Set task: Output the full material exactly as it appears here.

◇ ◇ ◇ ◇ ◇ ◇ ◇

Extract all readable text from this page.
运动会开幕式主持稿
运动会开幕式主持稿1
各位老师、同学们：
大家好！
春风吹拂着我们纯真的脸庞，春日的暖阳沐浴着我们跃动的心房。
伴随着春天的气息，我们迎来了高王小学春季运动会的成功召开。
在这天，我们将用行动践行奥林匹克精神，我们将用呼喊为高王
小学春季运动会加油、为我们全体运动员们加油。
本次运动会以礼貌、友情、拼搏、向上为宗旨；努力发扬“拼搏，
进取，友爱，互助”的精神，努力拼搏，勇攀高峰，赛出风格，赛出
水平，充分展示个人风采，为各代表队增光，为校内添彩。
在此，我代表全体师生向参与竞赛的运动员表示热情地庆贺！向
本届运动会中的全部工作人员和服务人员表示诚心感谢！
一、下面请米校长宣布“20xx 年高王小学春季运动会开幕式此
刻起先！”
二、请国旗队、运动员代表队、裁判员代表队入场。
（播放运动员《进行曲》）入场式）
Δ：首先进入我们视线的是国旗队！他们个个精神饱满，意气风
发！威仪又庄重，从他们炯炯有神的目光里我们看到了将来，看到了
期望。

◇ ◇ ◇ ◇ ◇ ◇ ◇

Final result:
Extract all readable text from this page.
运动会开幕式主持稿
运动会开幕式主持稿1
各位老师、同学们：
大家好！
春风吹拂着我们纯真的脸庞，春日的暖阳沐浴着我们跃动的心房。
伴随着春天的气息，我们迎来了高王小学春季运动会的成功召开。
在这天，我们将用行动践行奥林匹克精神，我们将用呼喊为高王
小学春季运动会加油、为我们全体运动员们加油。
本次运动会以礼貌、友情、拼搏、向上为宗旨；努力发扬“拼搏，
进取，友爱，互助”的精神，努力拼搏，勇攀高峰，赛出风格，赛出
水平，充分展示个人风采，为各代表队增光，为校内添彩。
在此，我代表全体师生向参与竞赛的运动员表示热情地庆贺！向
本届运动会中的全部工作人员和服务人员表示诚心感谢！
一、下面请米校长宣布“20xx 年高王小学春季运动会开幕式此
刻起先！”
二、请国旗队、运动员代表队、裁判员代表队入场。
（播放运动员《进行曲》）入场式）
Δ：首先进入我们视线的是国旗队！他们个个精神饱满，意气风
发！威仪又庄重，从他们炯炯有神的目光里我们看到了将来，看到了
期望。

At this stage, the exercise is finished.